ENTRIES.
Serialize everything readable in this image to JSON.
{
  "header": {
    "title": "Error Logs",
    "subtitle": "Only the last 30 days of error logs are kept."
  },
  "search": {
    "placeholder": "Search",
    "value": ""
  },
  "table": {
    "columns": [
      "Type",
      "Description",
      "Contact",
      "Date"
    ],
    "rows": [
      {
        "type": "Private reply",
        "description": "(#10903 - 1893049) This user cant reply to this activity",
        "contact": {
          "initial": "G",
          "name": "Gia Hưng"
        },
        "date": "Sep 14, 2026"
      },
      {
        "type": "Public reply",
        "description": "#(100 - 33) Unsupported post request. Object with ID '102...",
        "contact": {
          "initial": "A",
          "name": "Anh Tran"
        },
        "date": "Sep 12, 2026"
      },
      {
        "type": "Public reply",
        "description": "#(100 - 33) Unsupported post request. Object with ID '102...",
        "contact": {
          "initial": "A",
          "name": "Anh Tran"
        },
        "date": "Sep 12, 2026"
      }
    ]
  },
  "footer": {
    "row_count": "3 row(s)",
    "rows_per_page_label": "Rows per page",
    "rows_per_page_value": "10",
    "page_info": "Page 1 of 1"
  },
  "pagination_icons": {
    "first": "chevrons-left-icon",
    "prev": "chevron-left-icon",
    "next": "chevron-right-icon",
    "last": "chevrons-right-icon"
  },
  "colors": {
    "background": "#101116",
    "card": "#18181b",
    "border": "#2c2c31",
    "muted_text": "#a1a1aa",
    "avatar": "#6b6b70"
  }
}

GIVEN REQUEST.
Give the number of lines in the records above that contain the word "right". Reply with that number alone.

THE ANSWER.
2